Begin Provided data

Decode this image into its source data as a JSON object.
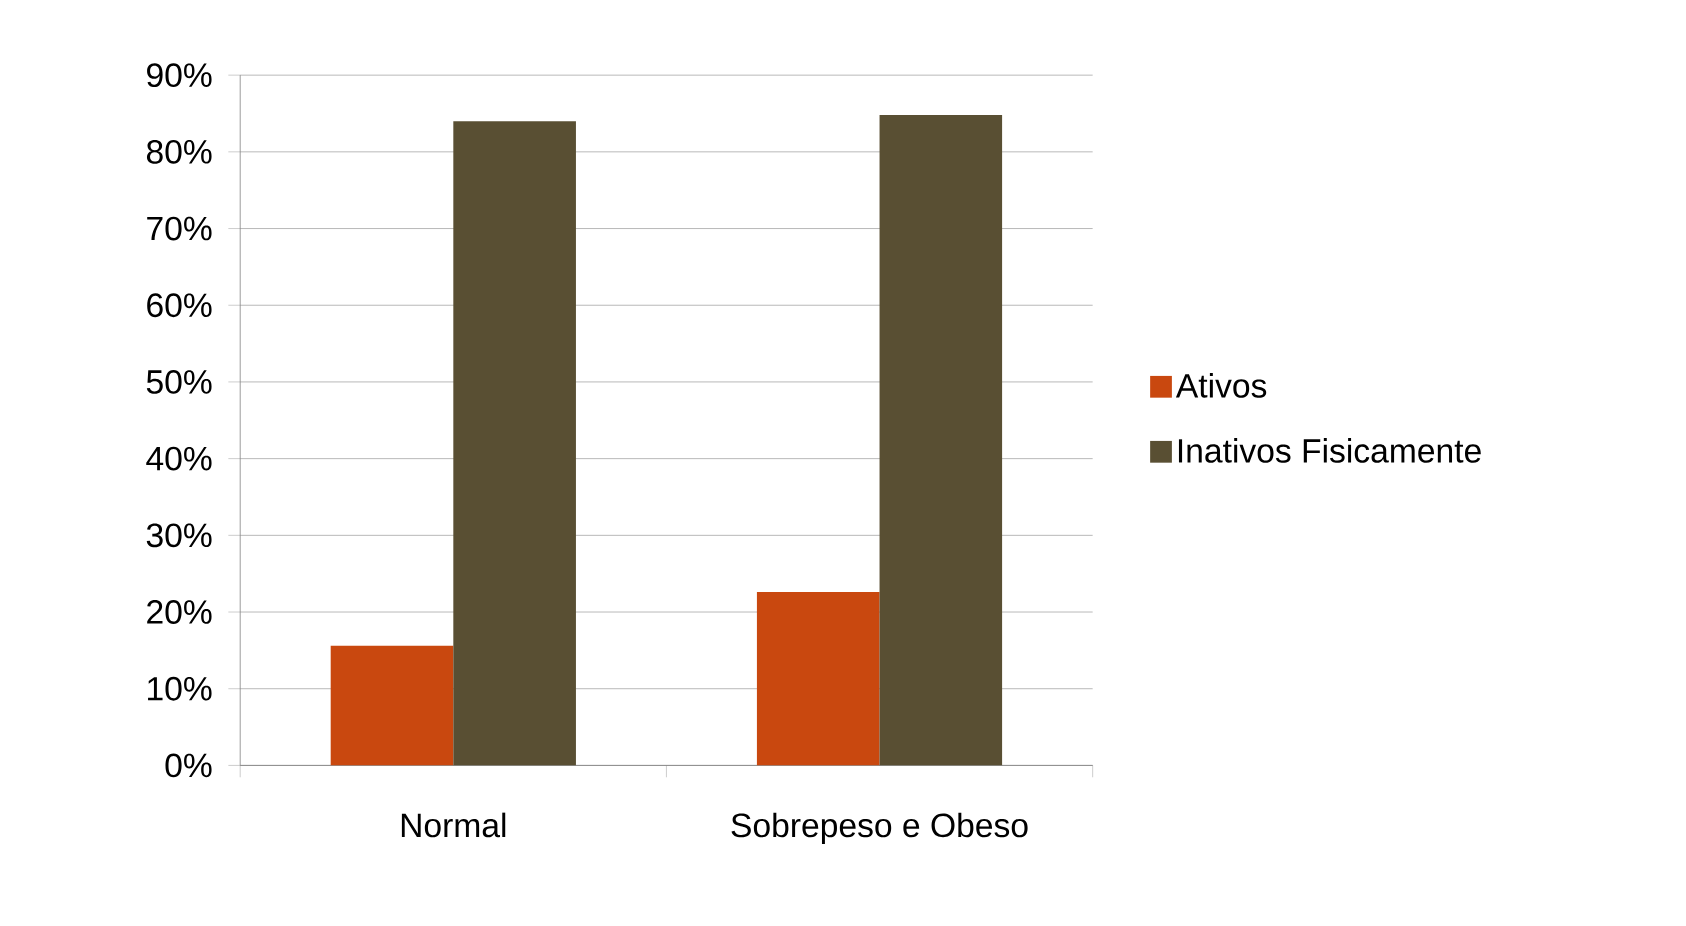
{
  "chart_data": {
    "type": "bar",
    "categories": [
      "Normal",
      "Sobrepeso e Obeso"
    ],
    "series": [
      {
        "name": "Ativos",
        "color": "#c9480f",
        "values": [
          15.6,
          22.6
        ]
      },
      {
        "name": "Inativos Fisicamente",
        "color": "#594f33",
        "values": [
          84.0,
          84.8
        ]
      }
    ],
    "ylim": [
      0,
      90
    ],
    "yticks": [
      {
        "value": 0,
        "label": "0%"
      },
      {
        "value": 10,
        "label": "10%"
      },
      {
        "value": 20,
        "label": "20%"
      },
      {
        "value": 30,
        "label": "30%"
      },
      {
        "value": 40,
        "label": "40%"
      },
      {
        "value": 50,
        "label": "50%"
      },
      {
        "value": 60,
        "label": "60%"
      },
      {
        "value": 70,
        "label": "70%"
      },
      {
        "value": 80,
        "label": "80%"
      },
      {
        "value": 90,
        "label": "90%"
      }
    ],
    "grid": "y",
    "legend": "right"
  }
}
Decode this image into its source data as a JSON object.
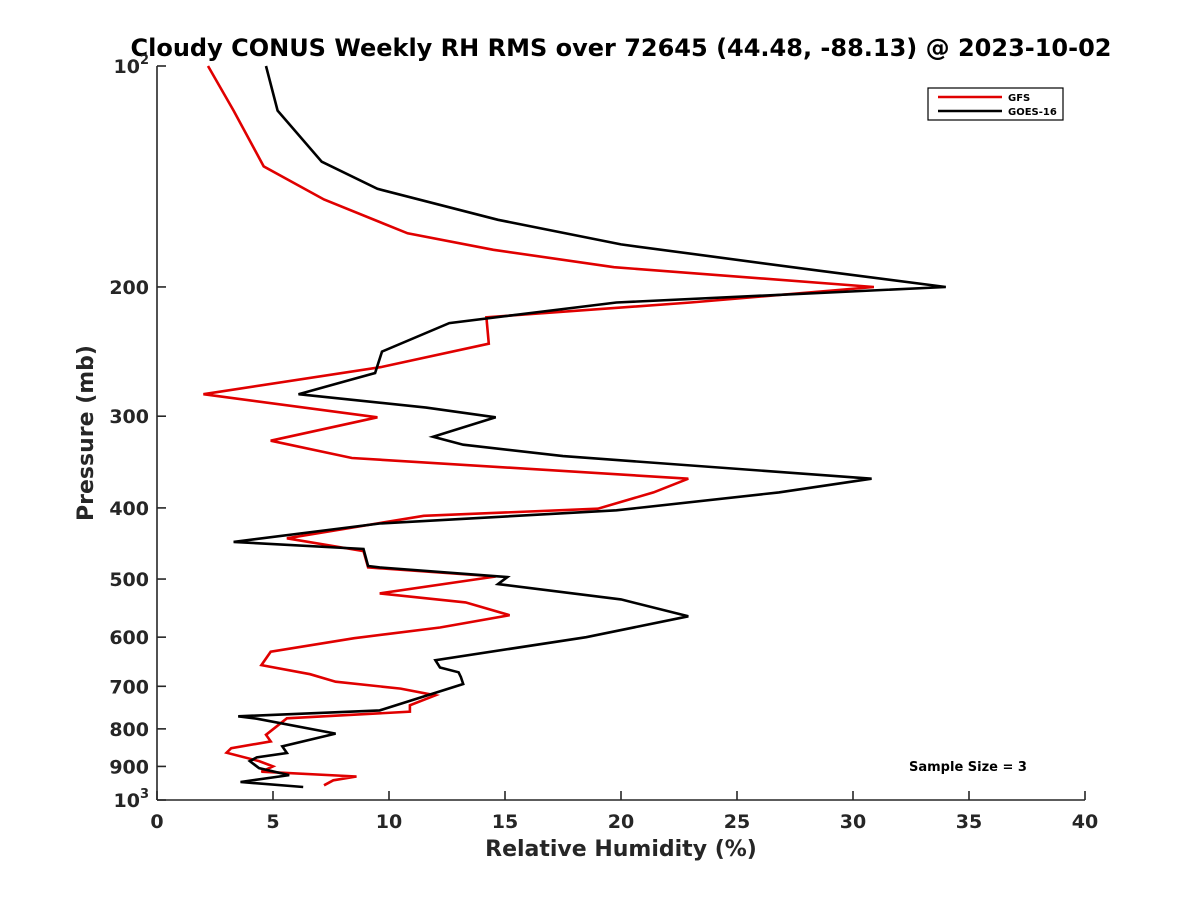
{
  "chart_data": {
    "type": "line",
    "title": "Cloudy CONUS Weekly RH RMS over 72645 (44.48, -88.13) @ 2023-10-02",
    "xlabel": "Relative Humidity (%)",
    "ylabel": "Pressure (mb)",
    "xlim": [
      0,
      40
    ],
    "ylim": [
      100,
      1000
    ],
    "y_scale": "log",
    "y_reversed": true,
    "x_ticks": [
      0,
      5,
      10,
      15,
      20,
      25,
      30,
      35,
      40
    ],
    "y_ticks": [
      {
        "value": 100,
        "base": "10",
        "exp": "2"
      },
      {
        "value": 200,
        "label": "200"
      },
      {
        "value": 300,
        "label": "300"
      },
      {
        "value": 400,
        "label": "400"
      },
      {
        "value": 500,
        "label": "500"
      },
      {
        "value": 600,
        "label": "600"
      },
      {
        "value": 700,
        "label": "700"
      },
      {
        "value": 800,
        "label": "800"
      },
      {
        "value": 900,
        "label": "900"
      },
      {
        "value": 1000,
        "base": "10",
        "exp": "3"
      }
    ],
    "grid": false,
    "legend_position": "top-right",
    "annotation": "Sample Size = 3",
    "series": [
      {
        "name": "GFS",
        "color": "#e00000",
        "points": [
          [
            2.2,
            100
          ],
          [
            3.3,
            115
          ],
          [
            4.6,
            137
          ],
          [
            7.2,
            152
          ],
          [
            10.8,
            169
          ],
          [
            14.5,
            178
          ],
          [
            19.7,
            188
          ],
          [
            30.9,
            200
          ],
          [
            23.0,
            210
          ],
          [
            14.2,
            220
          ],
          [
            14.3,
            239
          ],
          [
            9.7,
            257
          ],
          [
            2.0,
            280
          ],
          [
            9.5,
            301
          ],
          [
            4.9,
            324
          ],
          [
            8.4,
            342
          ],
          [
            22.9,
            365
          ],
          [
            21.4,
            381
          ],
          [
            19.0,
            401
          ],
          [
            11.5,
            410
          ],
          [
            5.6,
            440
          ],
          [
            8.9,
            458
          ],
          [
            9.1,
            482
          ],
          [
            14.6,
            496
          ],
          [
            9.6,
            523
          ],
          [
            13.3,
            538
          ],
          [
            15.2,
            560
          ],
          [
            12.2,
            582
          ],
          [
            8.5,
            602
          ],
          [
            4.9,
            628
          ],
          [
            4.5,
            655
          ],
          [
            6.6,
            674
          ],
          [
            7.7,
            690
          ],
          [
            10.5,
            705
          ],
          [
            12.0,
            720
          ],
          [
            10.9,
            743
          ],
          [
            10.9,
            758
          ],
          [
            5.6,
            774
          ],
          [
            4.7,
            815
          ],
          [
            4.9,
            832
          ],
          [
            3.2,
            850
          ],
          [
            3.0,
            862
          ],
          [
            4.4,
            885
          ],
          [
            5.0,
            900
          ],
          [
            4.5,
            915
          ],
          [
            8.6,
            929
          ],
          [
            7.6,
            940
          ],
          [
            7.2,
            955
          ]
        ]
      },
      {
        "name": "GOES-16",
        "color": "#000000",
        "points": [
          [
            4.7,
            100
          ],
          [
            5.2,
            115
          ],
          [
            7.1,
            135
          ],
          [
            9.5,
            147
          ],
          [
            14.7,
            162
          ],
          [
            20.0,
            175
          ],
          [
            28.5,
            190
          ],
          [
            34.0,
            200
          ],
          [
            19.8,
            210
          ],
          [
            12.6,
            224
          ],
          [
            9.7,
            245
          ],
          [
            9.4,
            262
          ],
          [
            6.1,
            280
          ],
          [
            11.6,
            292
          ],
          [
            14.6,
            301
          ],
          [
            11.9,
            320
          ],
          [
            13.2,
            328
          ],
          [
            17.5,
            340
          ],
          [
            30.8,
            365
          ],
          [
            26.8,
            381
          ],
          [
            19.8,
            403
          ],
          [
            9.6,
            420
          ],
          [
            3.3,
            445
          ],
          [
            8.9,
            455
          ],
          [
            9.1,
            480
          ],
          [
            9.6,
            482
          ],
          [
            15.1,
            497
          ],
          [
            14.7,
            508
          ],
          [
            20.0,
            533
          ],
          [
            22.9,
            562
          ],
          [
            18.5,
            600
          ],
          [
            12.0,
            645
          ],
          [
            12.2,
            660
          ],
          [
            13.0,
            670
          ],
          [
            13.1,
            680
          ],
          [
            13.2,
            695
          ],
          [
            9.6,
            755
          ],
          [
            3.5,
            769
          ],
          [
            4.3,
            775
          ],
          [
            7.7,
            812
          ],
          [
            5.4,
            845
          ],
          [
            5.6,
            863
          ],
          [
            4.3,
            875
          ],
          [
            4.0,
            885
          ],
          [
            4.4,
            905
          ],
          [
            5.7,
            925
          ],
          [
            3.6,
            945
          ],
          [
            6.3,
            960
          ]
        ]
      }
    ]
  }
}
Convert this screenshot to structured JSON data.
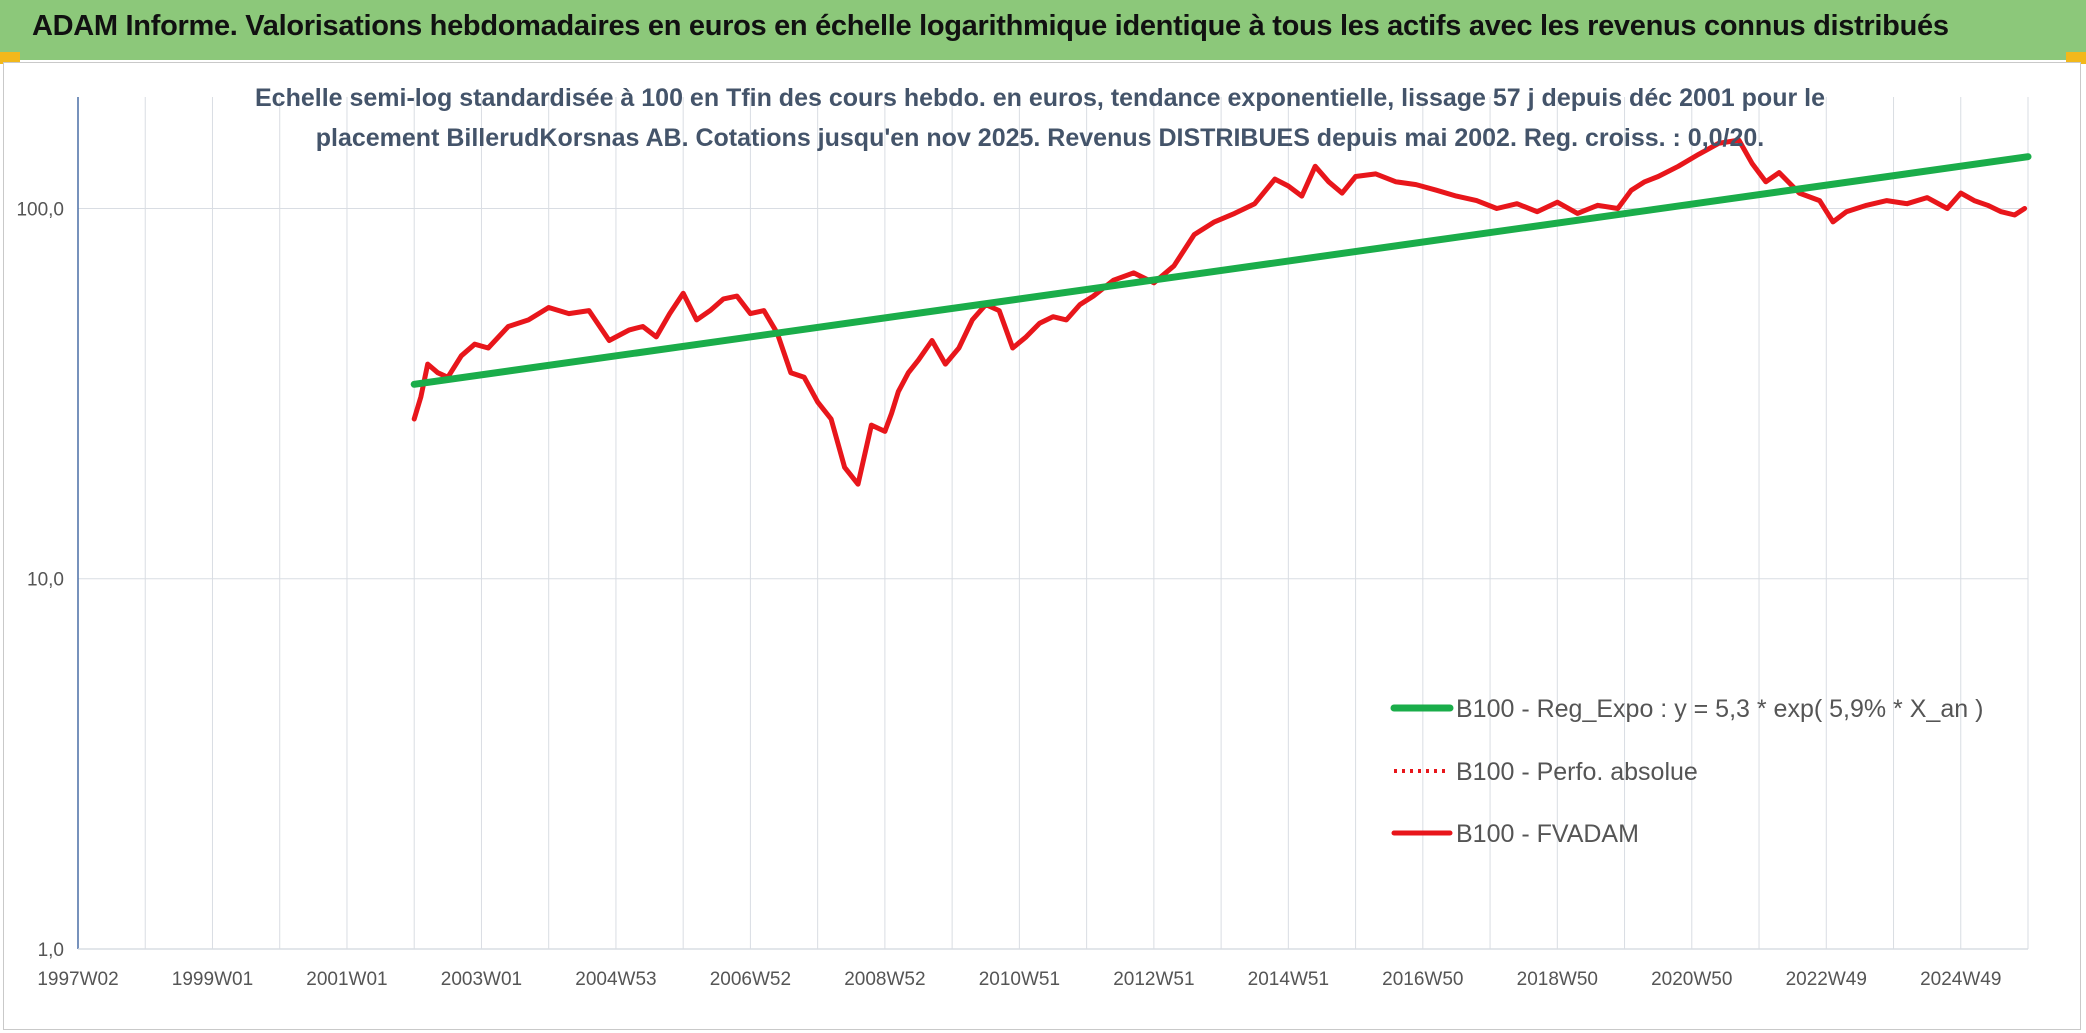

End Provided data

• **Task to carry out**
What is the number of lines in the records that contain the word "name"? Answer with the number and nothing else.

• **Solution to the exercise**
4